> [TASK BRIEF]: Omit every picture and write out the rest of the records exactly.

(Extracted data entries)
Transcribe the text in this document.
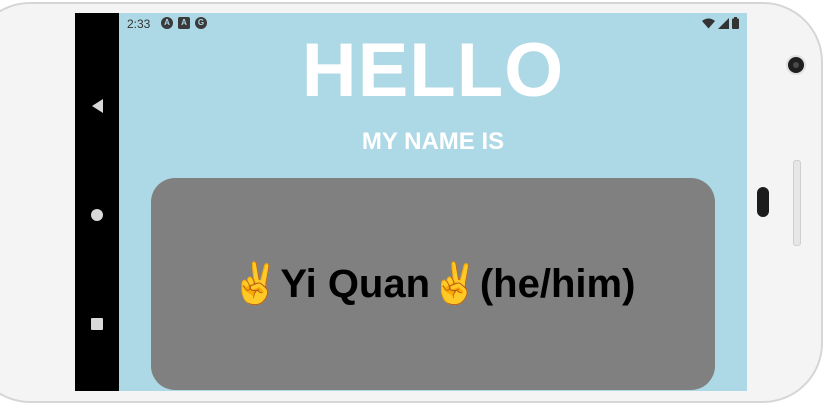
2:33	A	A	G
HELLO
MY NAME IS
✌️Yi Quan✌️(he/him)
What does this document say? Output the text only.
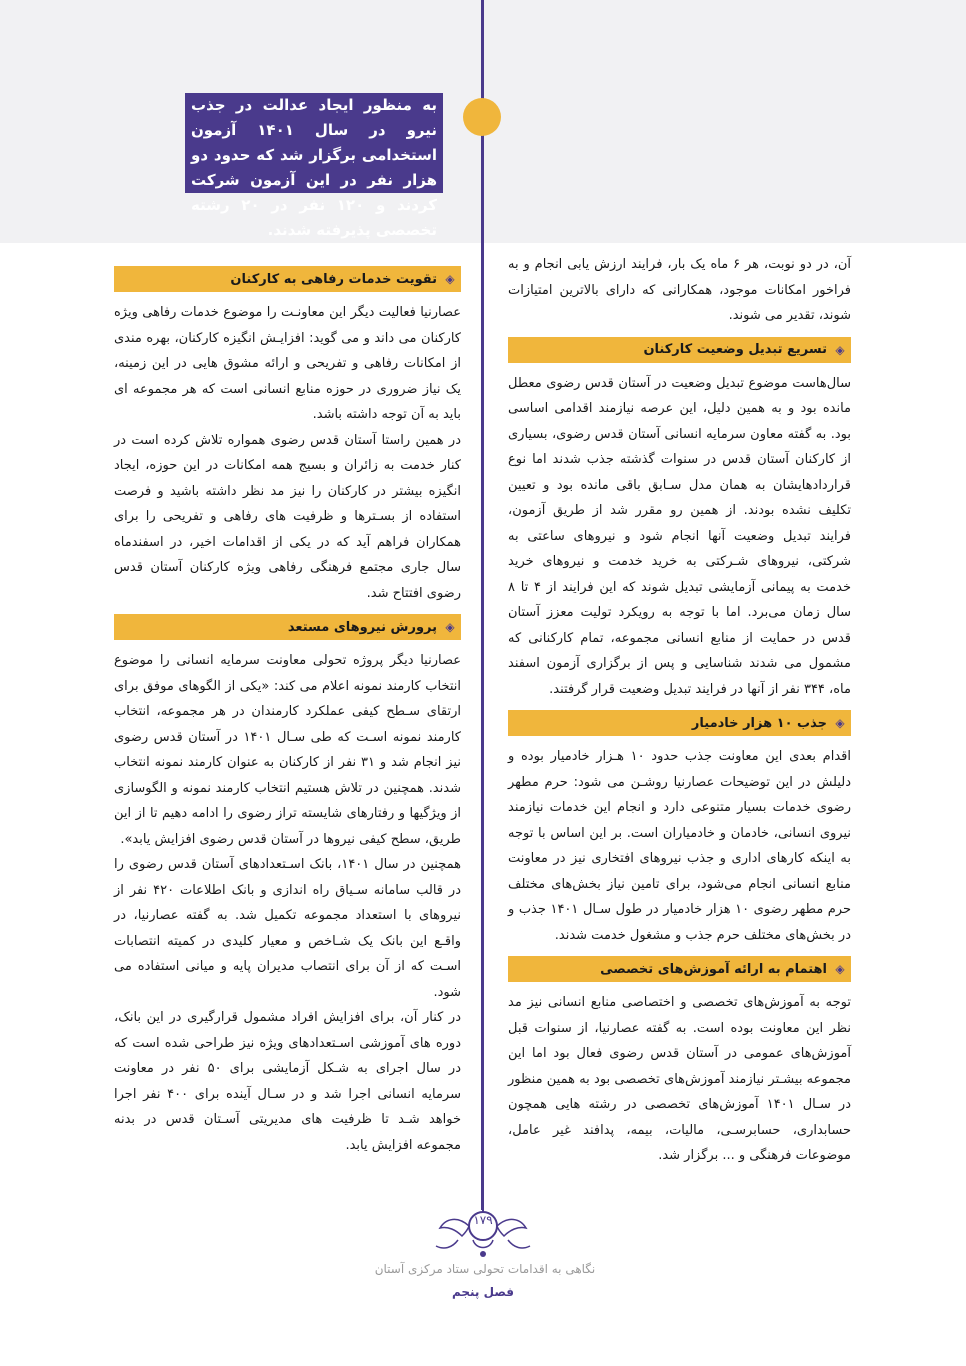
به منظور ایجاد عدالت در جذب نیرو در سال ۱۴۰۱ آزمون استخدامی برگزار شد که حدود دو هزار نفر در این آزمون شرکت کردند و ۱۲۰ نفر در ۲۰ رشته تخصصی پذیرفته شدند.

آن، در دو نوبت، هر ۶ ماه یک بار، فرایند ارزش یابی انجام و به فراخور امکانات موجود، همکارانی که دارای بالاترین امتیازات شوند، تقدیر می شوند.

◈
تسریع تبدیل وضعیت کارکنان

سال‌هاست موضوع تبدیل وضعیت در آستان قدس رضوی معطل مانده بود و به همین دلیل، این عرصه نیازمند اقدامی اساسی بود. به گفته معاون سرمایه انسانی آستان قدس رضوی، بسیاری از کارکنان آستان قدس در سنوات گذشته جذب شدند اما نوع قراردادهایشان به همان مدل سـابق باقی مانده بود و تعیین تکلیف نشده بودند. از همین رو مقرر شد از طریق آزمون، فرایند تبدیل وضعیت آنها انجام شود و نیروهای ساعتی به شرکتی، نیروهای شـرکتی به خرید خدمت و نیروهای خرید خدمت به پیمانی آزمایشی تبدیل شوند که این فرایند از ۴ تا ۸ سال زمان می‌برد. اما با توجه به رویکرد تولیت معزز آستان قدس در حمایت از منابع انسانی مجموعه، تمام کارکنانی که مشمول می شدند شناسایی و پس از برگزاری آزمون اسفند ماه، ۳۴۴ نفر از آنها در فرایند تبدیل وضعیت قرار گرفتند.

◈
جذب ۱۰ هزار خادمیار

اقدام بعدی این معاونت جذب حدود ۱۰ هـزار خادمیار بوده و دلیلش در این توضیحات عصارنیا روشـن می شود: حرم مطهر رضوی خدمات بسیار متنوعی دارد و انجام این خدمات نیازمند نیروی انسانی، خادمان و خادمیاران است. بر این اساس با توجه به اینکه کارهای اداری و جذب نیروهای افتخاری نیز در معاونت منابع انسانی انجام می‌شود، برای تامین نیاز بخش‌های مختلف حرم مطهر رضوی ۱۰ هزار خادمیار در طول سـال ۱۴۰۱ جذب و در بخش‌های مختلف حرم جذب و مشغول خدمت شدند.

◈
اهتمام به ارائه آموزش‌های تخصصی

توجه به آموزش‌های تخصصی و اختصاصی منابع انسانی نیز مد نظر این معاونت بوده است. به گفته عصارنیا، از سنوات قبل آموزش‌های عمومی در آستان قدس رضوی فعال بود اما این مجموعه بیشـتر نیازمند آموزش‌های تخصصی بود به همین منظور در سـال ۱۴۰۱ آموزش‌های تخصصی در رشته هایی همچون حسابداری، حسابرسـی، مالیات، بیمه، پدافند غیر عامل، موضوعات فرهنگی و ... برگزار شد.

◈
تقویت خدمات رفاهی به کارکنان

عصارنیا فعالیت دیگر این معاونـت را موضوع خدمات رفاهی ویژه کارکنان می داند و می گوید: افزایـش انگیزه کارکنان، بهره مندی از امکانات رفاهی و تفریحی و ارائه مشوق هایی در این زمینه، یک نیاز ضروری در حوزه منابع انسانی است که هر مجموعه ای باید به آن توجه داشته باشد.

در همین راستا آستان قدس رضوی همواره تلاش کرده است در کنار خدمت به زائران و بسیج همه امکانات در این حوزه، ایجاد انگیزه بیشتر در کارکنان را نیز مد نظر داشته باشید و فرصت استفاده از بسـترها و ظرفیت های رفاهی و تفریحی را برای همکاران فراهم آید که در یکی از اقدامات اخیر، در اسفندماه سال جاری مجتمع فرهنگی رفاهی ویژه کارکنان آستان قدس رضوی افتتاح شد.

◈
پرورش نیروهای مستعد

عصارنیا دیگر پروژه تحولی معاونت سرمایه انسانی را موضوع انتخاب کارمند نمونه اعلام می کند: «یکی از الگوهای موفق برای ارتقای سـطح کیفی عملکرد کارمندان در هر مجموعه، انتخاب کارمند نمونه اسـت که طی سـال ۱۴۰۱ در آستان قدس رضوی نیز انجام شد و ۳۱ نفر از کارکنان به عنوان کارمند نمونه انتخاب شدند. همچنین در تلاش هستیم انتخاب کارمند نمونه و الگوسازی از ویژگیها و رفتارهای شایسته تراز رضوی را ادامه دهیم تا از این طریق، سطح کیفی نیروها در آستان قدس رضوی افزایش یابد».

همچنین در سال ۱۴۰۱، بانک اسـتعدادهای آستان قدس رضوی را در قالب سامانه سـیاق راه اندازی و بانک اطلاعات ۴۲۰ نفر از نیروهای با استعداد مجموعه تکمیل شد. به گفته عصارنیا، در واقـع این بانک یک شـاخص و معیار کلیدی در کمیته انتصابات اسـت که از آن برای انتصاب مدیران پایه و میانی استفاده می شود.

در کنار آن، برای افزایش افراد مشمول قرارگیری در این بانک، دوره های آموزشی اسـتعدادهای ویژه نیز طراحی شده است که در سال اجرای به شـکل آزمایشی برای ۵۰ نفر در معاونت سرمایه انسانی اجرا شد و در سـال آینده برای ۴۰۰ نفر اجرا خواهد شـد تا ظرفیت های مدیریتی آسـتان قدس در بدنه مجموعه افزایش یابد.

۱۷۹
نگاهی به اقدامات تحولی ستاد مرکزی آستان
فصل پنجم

> [RIGHT ANSWER]:
Transcribe the text in this document.
2:33	A	A	G
HELLO
MY NAME IS
✌️Yi Quan✌️(he/him)
What does this document say? Output the text only.
به منظور ایجاد عدالت در جذب نیرو در سال ۱۴۰۱ آزمون استخدامی برگزار شد که حدود دو هزار نفر در این آزمون شرکت کردند و ۱۲۰ نفر در ۲۰ رشته تخصصی پذیرفته شدند.

آن، در دو نوبت، هر ۶ ماه یک بار، فرایند ارزش یابی انجام و به فراخور امکانات موجود، همکارانی که دارای بالاترین امتیازات شوند، تقدیر می شوند.

◈
تسریع تبدیل وضعیت کارکنان

سال‌هاست موضوع تبدیل وضعیت در آستان قدس رضوی معطل مانده بود و به همین دلیل، این عرصه نیازمند اقدامی اساسی بود. به گفته معاون سرمایه انسانی آستان قدس رضوی، بسیاری از کارکنان آستان قدس در سنوات گذشته جذب شدند اما نوع قراردادهایشان به همان مدل سـابق باقی مانده بود و تعیین تکلیف نشده بودند. از همین رو مقرر شد از طریق آزمون، فرایند تبدیل وضعیت آنها انجام شود و نیروهای ساعتی به شرکتی، نیروهای شـرکتی به خرید خدمت و نیروهای خرید خدمت به پیمانی آزمایشی تبدیل شوند که این فرایند از ۴ تا ۸ سال زمان می‌برد. اما با توجه به رویکرد تولیت معزز آستان قدس در حمایت از منابع انسانی مجموعه، تمام کارکنانی که مشمول می شدند شناسایی و پس از برگزاری آزمون اسفند ماه، ۳۴۴ نفر از آنها در فرایند تبدیل وضعیت قرار گرفتند.

◈
جذب ۱۰ هزار خادمیار

اقدام بعدی این معاونت جذب حدود ۱۰ هـزار خادمیار بوده و دلیلش در این توضیحات عصارنیا روشـن می شود: حرم مطهر رضوی خدمات بسیار متنوعی دارد و انجام این خدمات نیازمند نیروی انسانی، خادمان و خادمیاران است. بر این اساس با توجه به اینکه کارهای اداری و جذب نیروهای افتخاری نیز در معاونت منابع انسانی انجام می‌شود، برای تامین نیاز بخش‌های مختلف حرم مطهر رضوی ۱۰ هزار خادمیار در طول سـال ۱۴۰۱ جذب و در بخش‌های مختلف حرم جذب و مشغول خدمت شدند.

◈
اهتمام به ارائه آموزش‌های تخصصی

توجه به آموزش‌های تخصصی و اختصاصی منابع انسانی نیز مد نظر این معاونت بوده است. به گفته عصارنیا، از سنوات قبل آموزش‌های عمومی در آستان قدس رضوی فعال بود اما این مجموعه بیشـتر نیازمند آموزش‌های تخصصی بود به همین منظور در سـال ۱۴۰۱ آموزش‌های تخصصی در رشته هایی همچون حسابداری، حسابرسـی، مالیات، بیمه، پدافند غیر عامل، موضوعات فرهنگی و ... برگزار شد.

◈
تقویت خدمات رفاهی به کارکنان

عصارنیا فعالیت دیگر این معاونـت را موضوع خدمات رفاهی ویژه کارکنان می داند و می گوید: افزایـش انگیزه کارکنان، بهره مندی از امکانات رفاهی و تفریحی و ارائه مشوق هایی در این زمینه، یک نیاز ضروری در حوزه منابع انسانی است که هر مجموعه ای باید به آن توجه داشته باشد.

در همین راستا آستان قدس رضوی همواره تلاش کرده است در کنار خدمت به زائران و بسیج همه امکانات در این حوزه، ایجاد انگیزه بیشتر در کارکنان را نیز مد نظر داشته باشید و فرصت استفاده از بسـترها و ظرفیت های رفاهی و تفریحی را برای همکاران فراهم آید که در یکی از اقدامات اخیر، در اسفندماه سال جاری مجتمع فرهنگی رفاهی ویژه کارکنان آستان قدس رضوی افتتاح شد.

◈
پرورش نیروهای مستعد

عصارنیا دیگر پروژه تحولی معاونت سرمایه انسانی را موضوع انتخاب کارمند نمونه اعلام می کند: «یکی از الگوهای موفق برای ارتقای سـطح کیفی عملکرد کارمندان در هر مجموعه، انتخاب کارمند نمونه اسـت که طی سـال ۱۴۰۱ در آستان قدس رضوی نیز انجام شد و ۳۱ نفر از کارکنان به عنوان کارمند نمونه انتخاب شدند. همچنین در تلاش هستیم انتخاب کارمند نمونه و الگوسازی از ویژگیها و رفتارهای شایسته تراز رضوی را ادامه دهیم تا از این طریق، سطح کیفی نیروها در آستان قدس رضوی افزایش یابد».

همچنین در سال ۱۴۰۱، بانک اسـتعدادهای آستان قدس رضوی را در قالب سامانه سـیاق راه اندازی و بانک اطلاعات ۴۲۰ نفر از نیروهای با استعداد مجموعه تکمیل شد. به گفته عصارنیا، در واقـع این بانک یک شـاخص و معیار کلیدی در کمیته انتصابات اسـت که از آن برای انتصاب مدیران پایه و میانی استفاده می شود.

در کنار آن، برای افزایش افراد مشمول قرارگیری در این بانک، دوره های آموزشی اسـتعدادهای ویژه نیز طراحی شده است که در سال اجرای به شـکل آزمایشی برای ۵۰ نفر در معاونت سرمایه انسانی اجرا شد و در سـال آینده برای ۴۰۰ نفر اجرا خواهد شـد تا ظرفیت های مدیریتی آسـتان قدس در بدنه مجموعه افزایش یابد.

۱۷۹
نگاهی به اقدامات تحولی ستاد مرکزی آستان
فصل پنجم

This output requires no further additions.